━━━━━ DATA FOR THIS EXERCISE

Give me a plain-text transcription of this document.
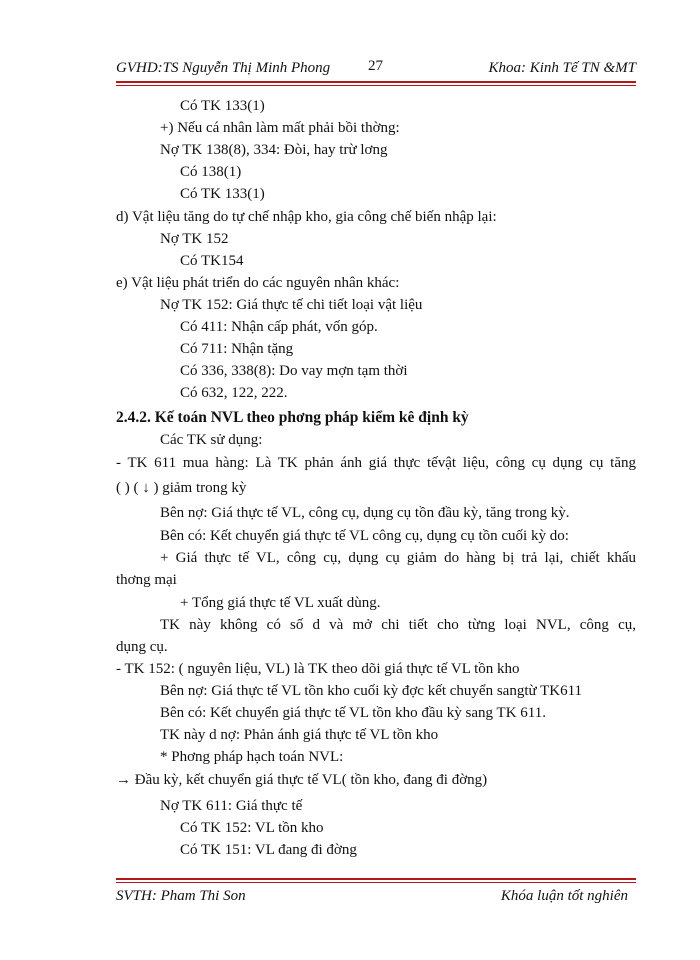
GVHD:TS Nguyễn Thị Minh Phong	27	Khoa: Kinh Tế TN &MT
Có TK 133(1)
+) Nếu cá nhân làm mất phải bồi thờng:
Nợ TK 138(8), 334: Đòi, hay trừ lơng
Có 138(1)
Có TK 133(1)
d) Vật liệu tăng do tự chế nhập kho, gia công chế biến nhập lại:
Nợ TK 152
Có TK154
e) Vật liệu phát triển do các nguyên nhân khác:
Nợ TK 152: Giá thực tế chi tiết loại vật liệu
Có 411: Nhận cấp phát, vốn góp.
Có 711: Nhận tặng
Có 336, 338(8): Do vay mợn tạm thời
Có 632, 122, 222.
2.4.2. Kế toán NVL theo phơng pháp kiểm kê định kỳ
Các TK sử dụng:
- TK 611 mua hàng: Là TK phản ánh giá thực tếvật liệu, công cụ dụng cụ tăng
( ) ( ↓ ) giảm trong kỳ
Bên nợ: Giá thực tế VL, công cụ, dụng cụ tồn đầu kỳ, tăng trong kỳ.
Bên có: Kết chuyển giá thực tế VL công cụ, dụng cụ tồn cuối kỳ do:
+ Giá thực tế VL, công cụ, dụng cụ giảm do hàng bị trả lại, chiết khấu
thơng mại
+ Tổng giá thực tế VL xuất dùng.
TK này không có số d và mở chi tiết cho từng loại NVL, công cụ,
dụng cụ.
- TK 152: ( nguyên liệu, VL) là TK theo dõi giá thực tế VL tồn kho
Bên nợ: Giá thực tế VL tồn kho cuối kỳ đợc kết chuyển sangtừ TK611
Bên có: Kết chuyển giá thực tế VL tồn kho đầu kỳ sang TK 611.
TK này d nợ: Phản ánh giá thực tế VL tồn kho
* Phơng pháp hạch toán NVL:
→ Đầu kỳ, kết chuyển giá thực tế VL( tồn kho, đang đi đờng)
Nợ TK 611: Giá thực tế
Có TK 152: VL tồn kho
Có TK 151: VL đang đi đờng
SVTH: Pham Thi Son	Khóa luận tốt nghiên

━━━━━━━━━━
━━━━━ DATA FOR THIS EXERCISE

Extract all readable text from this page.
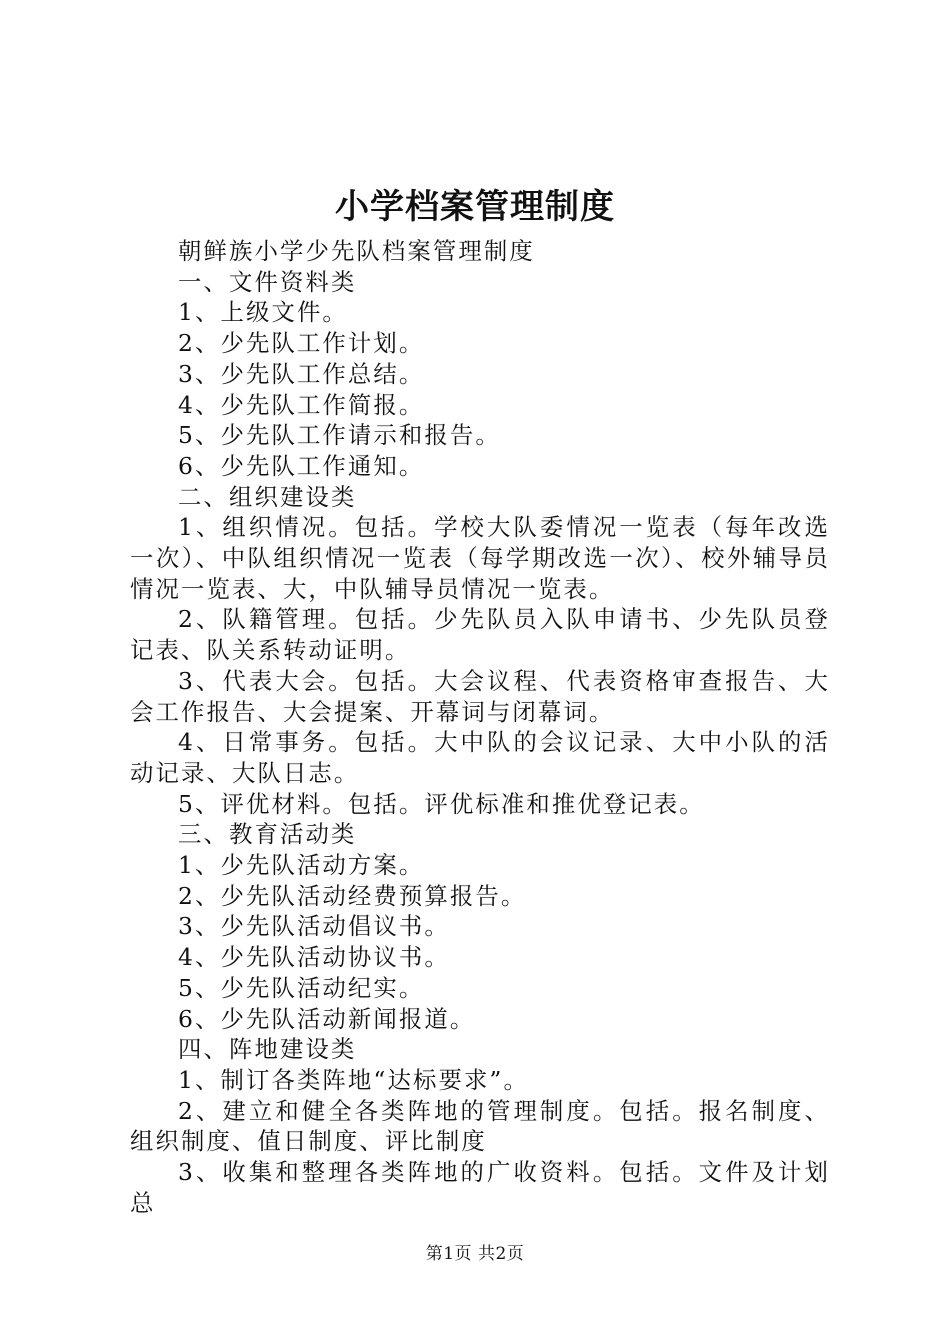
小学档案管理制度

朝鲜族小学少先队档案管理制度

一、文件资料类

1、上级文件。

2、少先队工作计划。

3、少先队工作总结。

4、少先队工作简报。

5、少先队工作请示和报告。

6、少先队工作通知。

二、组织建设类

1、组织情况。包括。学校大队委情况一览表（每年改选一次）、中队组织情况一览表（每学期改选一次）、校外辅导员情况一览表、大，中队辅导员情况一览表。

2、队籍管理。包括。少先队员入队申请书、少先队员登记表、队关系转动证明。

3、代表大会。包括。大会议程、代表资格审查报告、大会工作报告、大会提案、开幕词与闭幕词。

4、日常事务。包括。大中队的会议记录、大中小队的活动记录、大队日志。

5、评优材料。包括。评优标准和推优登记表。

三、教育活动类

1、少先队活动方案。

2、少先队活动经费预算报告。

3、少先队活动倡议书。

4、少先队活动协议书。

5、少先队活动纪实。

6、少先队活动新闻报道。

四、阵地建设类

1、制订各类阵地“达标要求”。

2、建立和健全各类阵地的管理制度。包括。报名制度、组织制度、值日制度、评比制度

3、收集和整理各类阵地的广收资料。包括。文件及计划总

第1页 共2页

━━━━━━━━━━
━━━━━ DATA FOR THIS EXERCISE

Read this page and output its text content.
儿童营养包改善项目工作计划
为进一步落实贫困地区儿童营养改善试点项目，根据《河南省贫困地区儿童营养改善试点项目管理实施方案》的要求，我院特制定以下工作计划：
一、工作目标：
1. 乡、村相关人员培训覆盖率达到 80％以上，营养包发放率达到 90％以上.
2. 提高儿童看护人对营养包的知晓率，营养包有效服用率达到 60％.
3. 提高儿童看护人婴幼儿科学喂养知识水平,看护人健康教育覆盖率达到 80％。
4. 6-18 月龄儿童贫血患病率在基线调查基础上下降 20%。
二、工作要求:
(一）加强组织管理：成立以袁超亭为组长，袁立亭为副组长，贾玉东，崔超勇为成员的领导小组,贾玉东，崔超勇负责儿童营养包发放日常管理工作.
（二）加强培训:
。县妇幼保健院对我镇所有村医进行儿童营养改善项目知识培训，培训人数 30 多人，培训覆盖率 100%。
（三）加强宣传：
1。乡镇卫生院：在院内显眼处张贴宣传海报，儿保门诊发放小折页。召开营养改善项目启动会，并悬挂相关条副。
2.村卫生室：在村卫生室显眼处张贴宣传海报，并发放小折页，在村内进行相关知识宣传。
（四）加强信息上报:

━━━━━━━━━━

Out of the preceding entries, pull every line containing the string "text".

Give me a plain-text transcription of this document.
Extract all readable text from this page.
Read this page and output its text content.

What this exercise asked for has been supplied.